(Your instructions) The expected output is every entry, copied exactly.
(Task input)
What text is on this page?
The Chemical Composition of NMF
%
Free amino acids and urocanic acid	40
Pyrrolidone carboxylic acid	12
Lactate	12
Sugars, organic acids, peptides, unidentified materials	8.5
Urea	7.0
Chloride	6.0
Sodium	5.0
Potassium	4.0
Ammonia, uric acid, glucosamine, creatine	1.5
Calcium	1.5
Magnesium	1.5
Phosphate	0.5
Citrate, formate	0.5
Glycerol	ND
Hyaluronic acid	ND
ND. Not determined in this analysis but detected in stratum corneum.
(End Task input)
(Exercise solution)
What text is on this page?
The Chemical Composition of NMF
%
Free amino acids and urocanic acid	40
Pyrrolidone carboxylic acid	12
Lactate	12
Sugars, organic acids, peptides, unidentified materials	8.5
Urea	7.0
Chloride	6.0
Sodium	5.0
Potassium	4.0
Ammonia, uric acid, glucosamine, creatine	1.5
Calcium	1.5
Magnesium	1.5
Phosphate	0.5
Citrate, formate	0.5
Glycerol	ND
Hyaluronic acid	ND
ND. Not determined in this analysis but detected in stratum corneum.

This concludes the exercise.